### Stated goal
Wherever "JSON" appears in a line, list that line.

### Input data
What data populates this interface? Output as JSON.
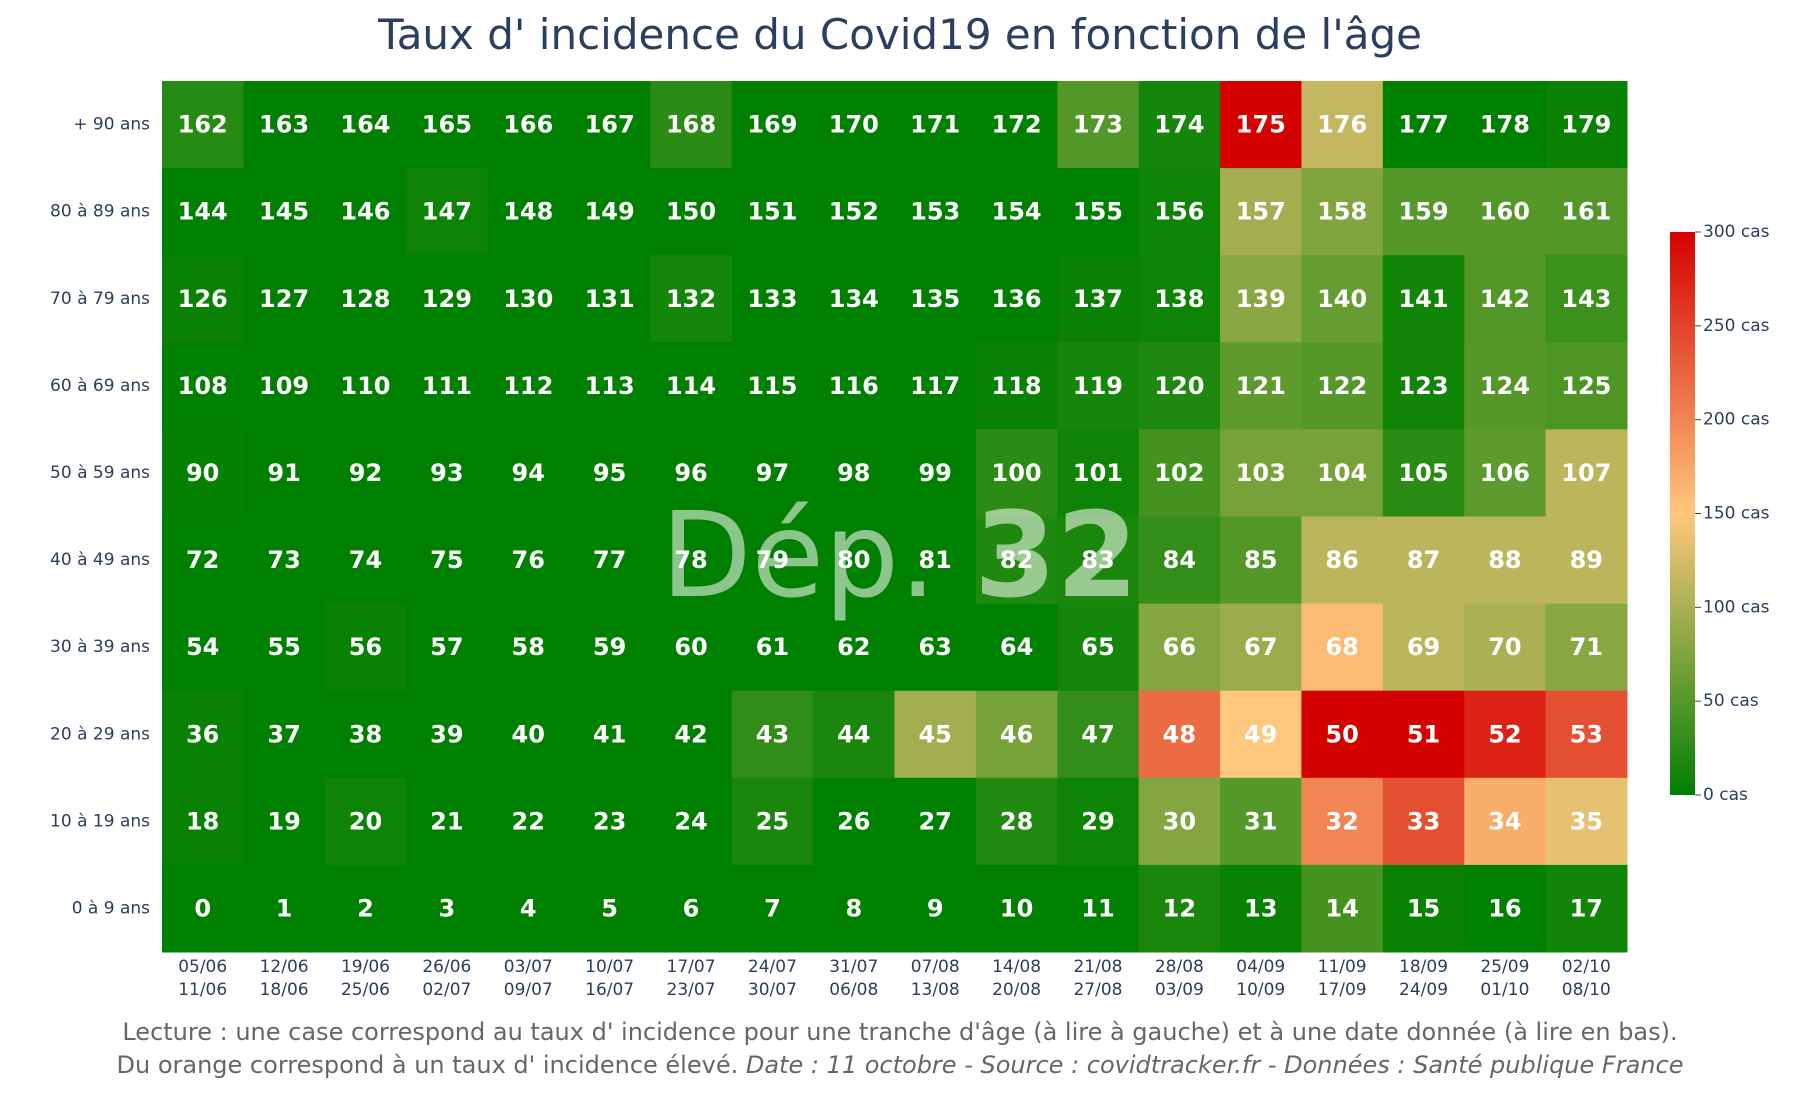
{
  "chart_data": {
    "type": "heatmap",
    "title": "Taux d' incidence du Covid19 en fonction de l'âge",
    "watermark": {
      "prefix": "Dép. ",
      "number": "32"
    },
    "y_categories": [
      "+ 90 ans",
      "80 à 89 ans",
      "70 à 79 ans",
      "60 à 69 ans",
      "50 à 59 ans",
      "40 à 49 ans",
      "30 à 39 ans",
      "20 à 29 ans",
      "10 à 19 ans",
      "0 à 9 ans"
    ],
    "x_categories": [
      {
        "line1": "05/06",
        "line2": "11/06"
      },
      {
        "line1": "12/06",
        "line2": "18/06"
      },
      {
        "line1": "19/06",
        "line2": "25/06"
      },
      {
        "line1": "26/06",
        "line2": "02/07"
      },
      {
        "line1": "03/07",
        "line2": "09/07"
      },
      {
        "line1": "10/07",
        "line2": "16/07"
      },
      {
        "line1": "17/07",
        "line2": "23/07"
      },
      {
        "line1": "24/07",
        "line2": "30/07"
      },
      {
        "line1": "31/07",
        "line2": "06/08"
      },
      {
        "line1": "07/08",
        "line2": "13/08"
      },
      {
        "line1": "14/08",
        "line2": "20/08"
      },
      {
        "line1": "21/08",
        "line2": "27/08"
      },
      {
        "line1": "28/08",
        "line2": "03/09"
      },
      {
        "line1": "04/09",
        "line2": "10/09"
      },
      {
        "line1": "11/09",
        "line2": "17/09"
      },
      {
        "line1": "18/09",
        "line2": "24/09"
      },
      {
        "line1": "25/09",
        "line2": "01/10"
      },
      {
        "line1": "02/10",
        "line2": "08/10"
      }
    ],
    "labels": [
      [
        162,
        163,
        164,
        165,
        166,
        167,
        168,
        169,
        170,
        171,
        172,
        173,
        174,
        175,
        176,
        177,
        178,
        179
      ],
      [
        144,
        145,
        146,
        147,
        148,
        149,
        150,
        151,
        152,
        153,
        154,
        155,
        156,
        157,
        158,
        159,
        160,
        161
      ],
      [
        126,
        127,
        128,
        129,
        130,
        131,
        132,
        133,
        134,
        135,
        136,
        137,
        138,
        139,
        140,
        141,
        142,
        143
      ],
      [
        108,
        109,
        110,
        111,
        112,
        113,
        114,
        115,
        116,
        117,
        118,
        119,
        120,
        121,
        122,
        123,
        124,
        125
      ],
      [
        90,
        91,
        92,
        93,
        94,
        95,
        96,
        97,
        98,
        99,
        100,
        101,
        102,
        103,
        104,
        105,
        106,
        107
      ],
      [
        72,
        73,
        74,
        75,
        76,
        77,
        78,
        79,
        80,
        81,
        82,
        83,
        84,
        85,
        86,
        87,
        88,
        89
      ],
      [
        54,
        55,
        56,
        57,
        58,
        59,
        60,
        61,
        62,
        63,
        64,
        65,
        66,
        67,
        68,
        69,
        70,
        71
      ],
      [
        36,
        37,
        38,
        39,
        40,
        41,
        42,
        43,
        44,
        45,
        46,
        47,
        48,
        49,
        50,
        51,
        52,
        53
      ],
      [
        18,
        19,
        20,
        21,
        22,
        23,
        24,
        25,
        26,
        27,
        28,
        29,
        30,
        31,
        32,
        33,
        34,
        35
      ],
      [
        0,
        1,
        2,
        3,
        4,
        5,
        6,
        7,
        8,
        9,
        10,
        11,
        12,
        13,
        14,
        15,
        16,
        17
      ]
    ],
    "values": [
      [
        22,
        0,
        0,
        0,
        0,
        0,
        25,
        0,
        0,
        0,
        0,
        48,
        12,
        300,
        115,
        0,
        0,
        5
      ],
      [
        0,
        0,
        0,
        8,
        0,
        0,
        0,
        0,
        0,
        0,
        0,
        0,
        8,
        95,
        75,
        50,
        50,
        48
      ],
      [
        5,
        0,
        0,
        0,
        0,
        0,
        12,
        0,
        0,
        0,
        0,
        5,
        8,
        80,
        60,
        10,
        48,
        35
      ],
      [
        0,
        0,
        0,
        0,
        0,
        0,
        0,
        0,
        0,
        0,
        5,
        12,
        18,
        55,
        50,
        10,
        50,
        45
      ],
      [
        3,
        0,
        0,
        0,
        0,
        0,
        0,
        0,
        0,
        0,
        25,
        8,
        40,
        70,
        70,
        25,
        55,
        110
      ],
      [
        0,
        0,
        0,
        0,
        0,
        0,
        0,
        0,
        0,
        0,
        18,
        15,
        30,
        48,
        110,
        110,
        110,
        110
      ],
      [
        0,
        0,
        5,
        0,
        0,
        0,
        0,
        0,
        0,
        0,
        0,
        12,
        78,
        92,
        160,
        110,
        100,
        80
      ],
      [
        5,
        0,
        0,
        0,
        0,
        0,
        0,
        28,
        15,
        95,
        70,
        30,
        220,
        150,
        300,
        300,
        275,
        240
      ],
      [
        5,
        0,
        8,
        0,
        0,
        0,
        0,
        15,
        0,
        0,
        20,
        8,
        78,
        50,
        200,
        240,
        170,
        135
      ],
      [
        0,
        0,
        0,
        0,
        0,
        0,
        0,
        0,
        0,
        0,
        0,
        0,
        15,
        5,
        40,
        5,
        0,
        10
      ]
    ],
    "zmin": 0,
    "zmax": 300,
    "colorscale": [
      "#008000",
      "#ffc87c",
      "#d50000"
    ],
    "colorbar": {
      "ticks": [
        0,
        50,
        100,
        150,
        200,
        250,
        300
      ],
      "tick_labels": [
        "0 cas",
        "50 cas",
        "100 cas",
        "150 cas",
        "200 cas",
        "250 cas",
        "300 cas"
      ]
    }
  },
  "footer": {
    "line1": "Lecture : une case correspond au taux d' incidence pour une tranche d'âge (à lire à gauche) et à une date donnée (à lire en bas).",
    "line2_plain": "Du orange correspond à un taux d' incidence élevé.  ",
    "line2_italic": "Date : 11 octobre - Source : covidtracker.fr - Données : Santé publique France"
  }
}
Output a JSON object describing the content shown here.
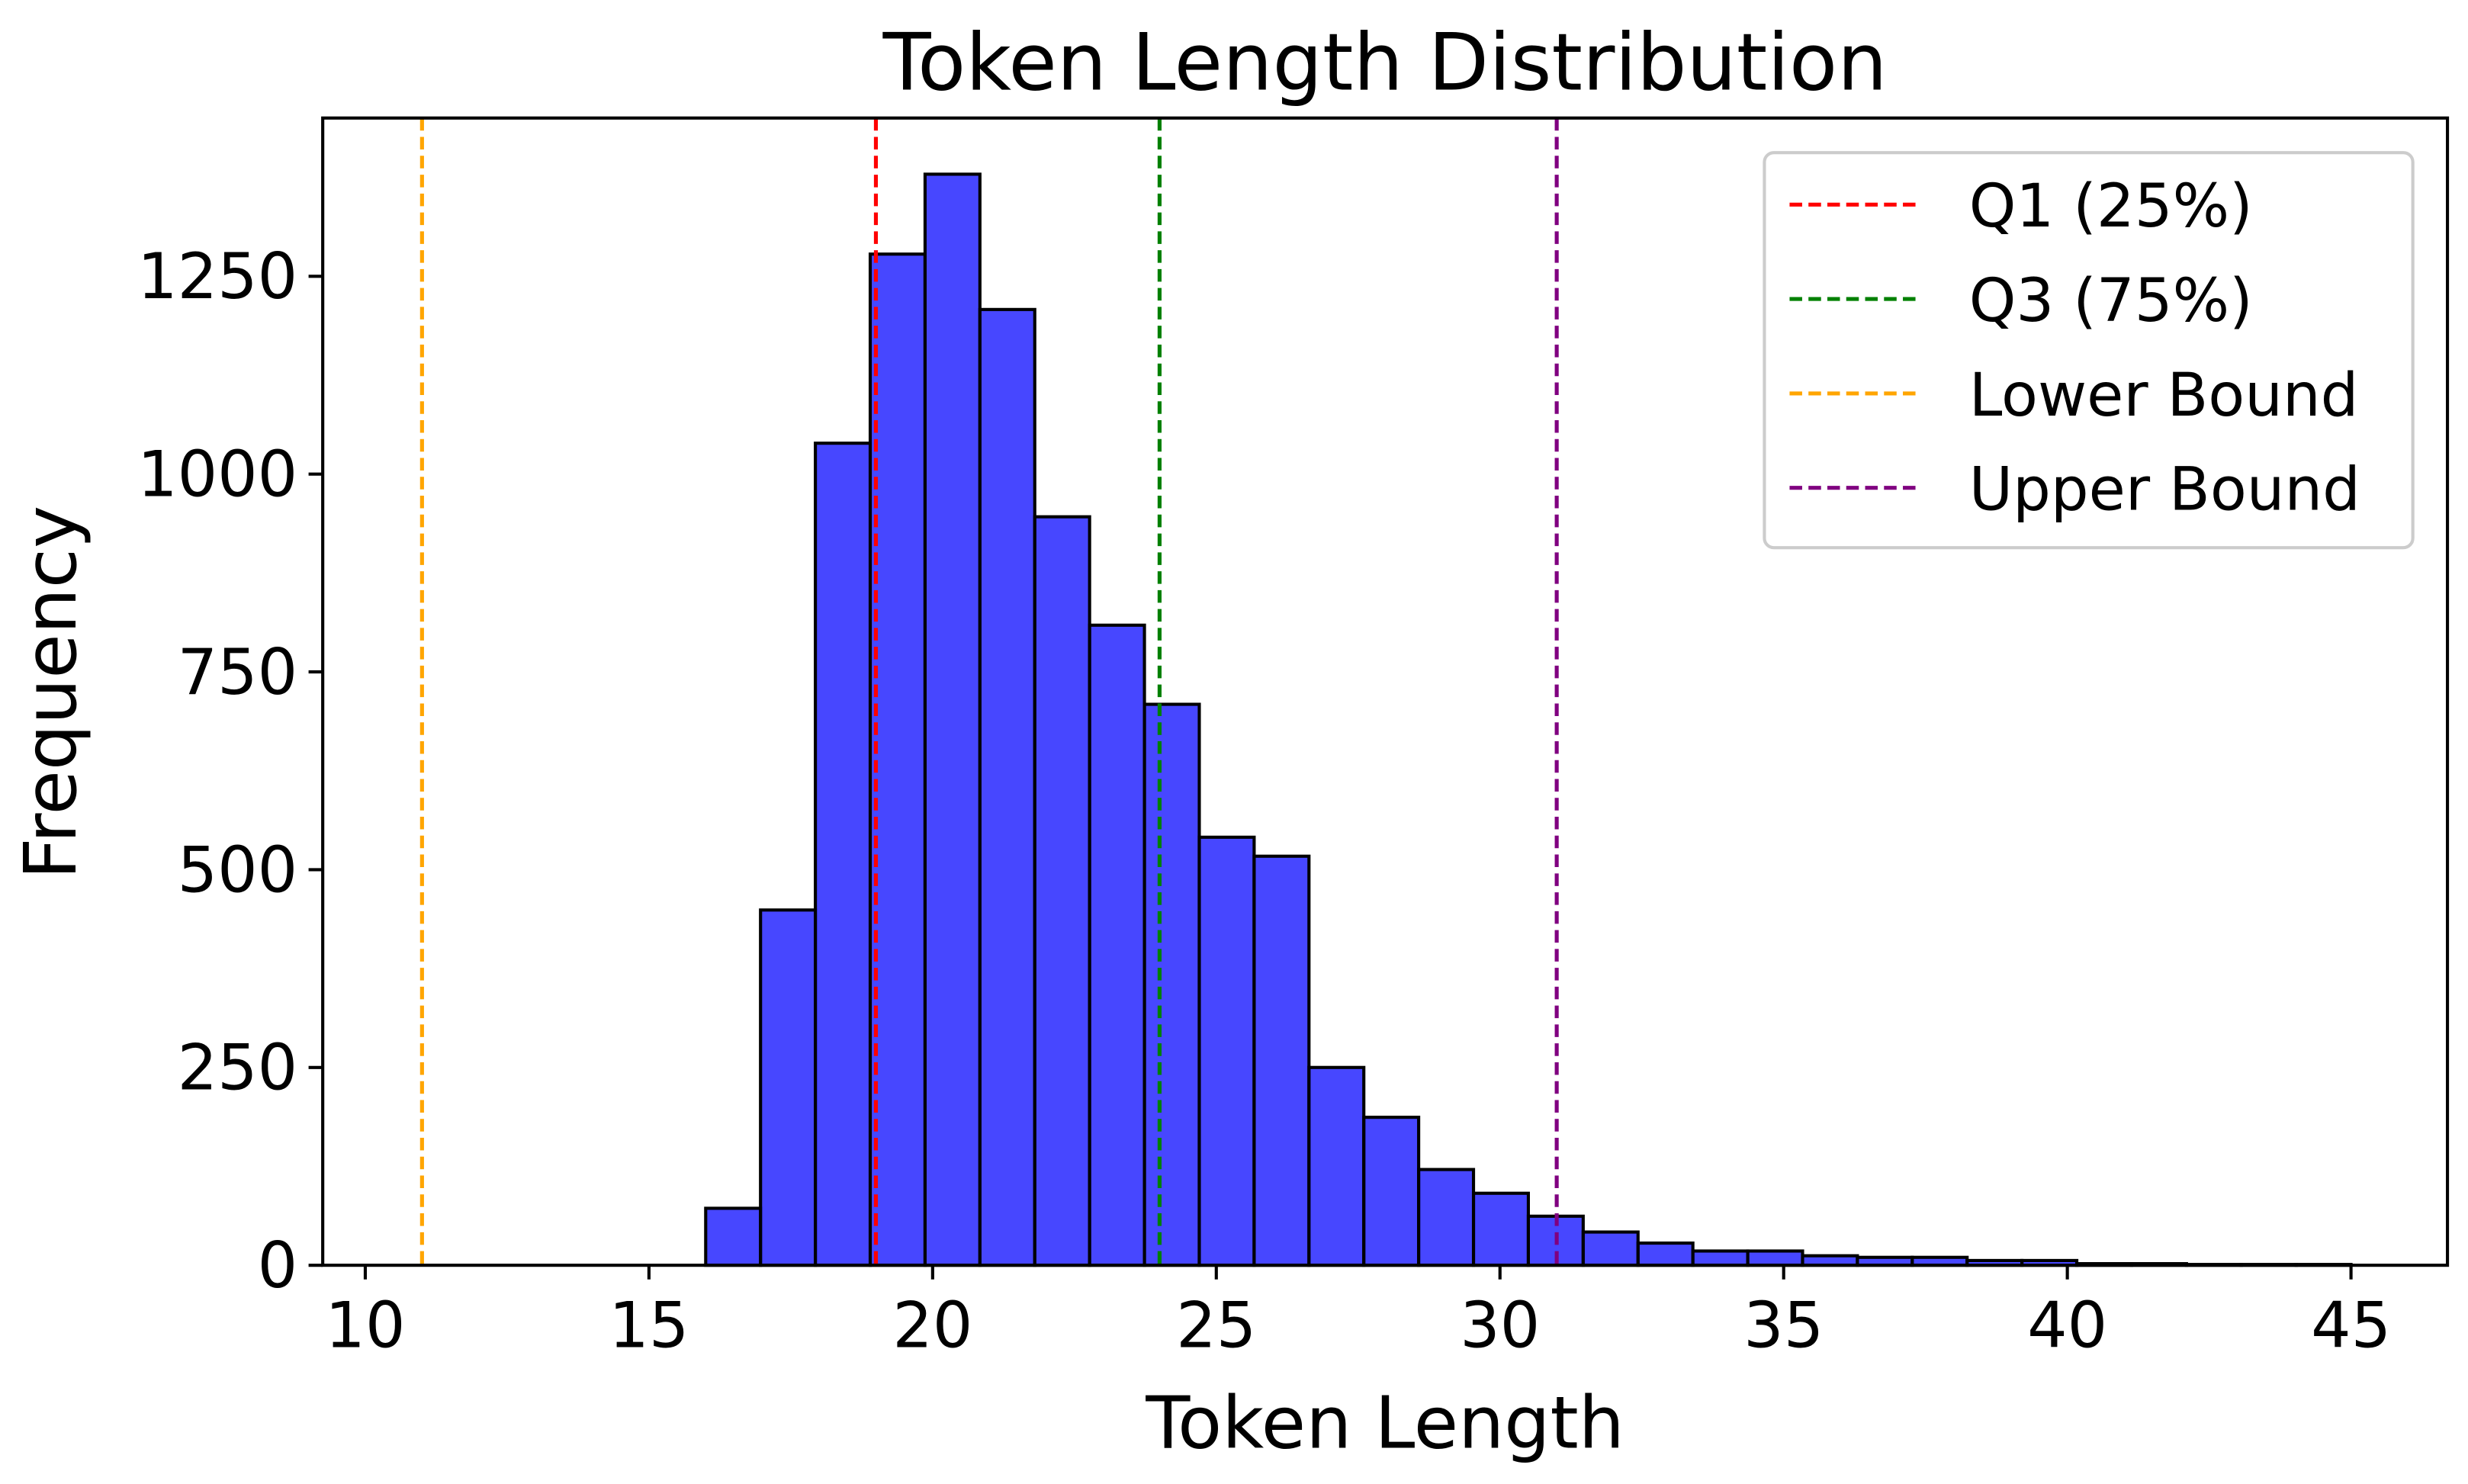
{
  "chart_data": {
    "type": "bar",
    "title": "Token Length Distribution",
    "xlabel": "Token Length",
    "ylabel": "Frequency",
    "xlim": [
      9.25,
      46.7
    ],
    "ylim": [
      0,
      1450
    ],
    "xticks": [
      10,
      15,
      20,
      25,
      30,
      35,
      40,
      45
    ],
    "yticks": [
      0,
      250,
      500,
      750,
      1000,
      1250
    ],
    "grid": false,
    "bin_start": 16,
    "bin_end": 45,
    "values": [
      72,
      449,
      1039,
      1278,
      1379,
      1208,
      946,
      809,
      709,
      541,
      517,
      250,
      187,
      121,
      91,
      62,
      42,
      28,
      18,
      18,
      12,
      10,
      10,
      6,
      6,
      2,
      2,
      1,
      1,
      1
    ],
    "bar_color": "#0000ff",
    "vlines": [
      {
        "label": "Q1 (25%)",
        "x": 19,
        "color": "#ff0000"
      },
      {
        "label": "Q3 (75%)",
        "x": 24,
        "color": "#008000"
      },
      {
        "label": "Lower Bound",
        "x": 11,
        "color": "#ffa500"
      },
      {
        "label": "Upper Bound",
        "x": 31,
        "color": "#800080"
      }
    ],
    "legend_position": "top-right"
  }
}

### Exercise solution
What data populates this interface? Output as JSON.
Output a JSON object describing the content shown here.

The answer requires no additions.